[Set task] Reproduce the records below exactly as they appear.

Records about charts and figures
-----
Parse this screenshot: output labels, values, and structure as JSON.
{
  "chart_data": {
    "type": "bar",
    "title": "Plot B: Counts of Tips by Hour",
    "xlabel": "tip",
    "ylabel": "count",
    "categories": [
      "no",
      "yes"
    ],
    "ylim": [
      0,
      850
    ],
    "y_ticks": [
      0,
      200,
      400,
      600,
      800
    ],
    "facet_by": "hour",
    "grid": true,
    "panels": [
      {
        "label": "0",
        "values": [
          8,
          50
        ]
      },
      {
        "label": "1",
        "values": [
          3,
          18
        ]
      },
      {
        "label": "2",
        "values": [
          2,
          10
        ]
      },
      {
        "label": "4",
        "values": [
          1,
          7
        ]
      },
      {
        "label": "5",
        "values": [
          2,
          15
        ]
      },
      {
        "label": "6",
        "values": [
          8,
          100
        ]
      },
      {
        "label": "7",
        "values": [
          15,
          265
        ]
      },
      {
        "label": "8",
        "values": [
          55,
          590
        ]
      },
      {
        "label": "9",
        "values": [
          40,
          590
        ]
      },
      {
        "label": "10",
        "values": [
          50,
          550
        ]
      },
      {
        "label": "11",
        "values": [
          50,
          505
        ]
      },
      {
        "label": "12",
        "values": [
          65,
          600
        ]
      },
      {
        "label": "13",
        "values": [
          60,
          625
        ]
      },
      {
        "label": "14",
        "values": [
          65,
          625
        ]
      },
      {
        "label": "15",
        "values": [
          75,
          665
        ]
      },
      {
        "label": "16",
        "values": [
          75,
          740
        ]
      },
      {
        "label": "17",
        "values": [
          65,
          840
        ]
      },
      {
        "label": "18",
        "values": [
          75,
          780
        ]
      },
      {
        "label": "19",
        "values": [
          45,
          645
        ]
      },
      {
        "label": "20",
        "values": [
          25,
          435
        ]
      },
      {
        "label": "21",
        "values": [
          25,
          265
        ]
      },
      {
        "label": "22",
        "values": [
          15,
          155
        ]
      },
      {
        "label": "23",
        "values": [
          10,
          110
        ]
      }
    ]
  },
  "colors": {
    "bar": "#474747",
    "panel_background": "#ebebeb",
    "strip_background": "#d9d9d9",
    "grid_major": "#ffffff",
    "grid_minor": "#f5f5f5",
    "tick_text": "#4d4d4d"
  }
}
-----
[Output below]
Parse this screenshot: output labels, values, and structure as JSON.
{
  "chart_data": {
    "type": "bar",
    "title": "Plot B: Counts of Tips by Hour",
    "xlabel": "tip",
    "ylabel": "count",
    "categories": [
      "no",
      "yes"
    ],
    "ylim": [
      0,
      850
    ],
    "y_ticks": [
      0,
      200,
      400,
      600,
      800
    ],
    "facet_by": "hour",
    "grid": true,
    "panels": [
      {
        "label": "0",
        "values": [
          8,
          50
        ]
      },
      {
        "label": "1",
        "values": [
          3,
          18
        ]
      },
      {
        "label": "2",
        "values": [
          2,
          10
        ]
      },
      {
        "label": "4",
        "values": [
          1,
          7
        ]
      },
      {
        "label": "5",
        "values": [
          2,
          15
        ]
      },
      {
        "label": "6",
        "values": [
          8,
          100
        ]
      },
      {
        "label": "7",
        "values": [
          15,
          265
        ]
      },
      {
        "label": "8",
        "values": [
          55,
          590
        ]
      },
      {
        "label": "9",
        "values": [
          40,
          590
        ]
      },
      {
        "label": "10",
        "values": [
          50,
          550
        ]
      },
      {
        "label": "11",
        "values": [
          50,
          505
        ]
      },
      {
        "label": "12",
        "values": [
          65,
          600
        ]
      },
      {
        "label": "13",
        "values": [
          60,
          625
        ]
      },
      {
        "label": "14",
        "values": [
          65,
          625
        ]
      },
      {
        "label": "15",
        "values": [
          75,
          665
        ]
      },
      {
        "label": "16",
        "values": [
          75,
          740
        ]
      },
      {
        "label": "17",
        "values": [
          65,
          840
        ]
      },
      {
        "label": "18",
        "values": [
          75,
          780
        ]
      },
      {
        "label": "19",
        "values": [
          45,
          645
        ]
      },
      {
        "label": "20",
        "values": [
          25,
          435
        ]
      },
      {
        "label": "21",
        "values": [
          25,
          265
        ]
      },
      {
        "label": "22",
        "values": [
          15,
          155
        ]
      },
      {
        "label": "23",
        "values": [
          10,
          110
        ]
      }
    ]
  },
  "colors": {
    "bar": "#474747",
    "panel_background": "#ebebeb",
    "strip_background": "#d9d9d9",
    "grid_major": "#ffffff",
    "grid_minor": "#f5f5f5",
    "tick_text": "#4d4d4d"
  }
}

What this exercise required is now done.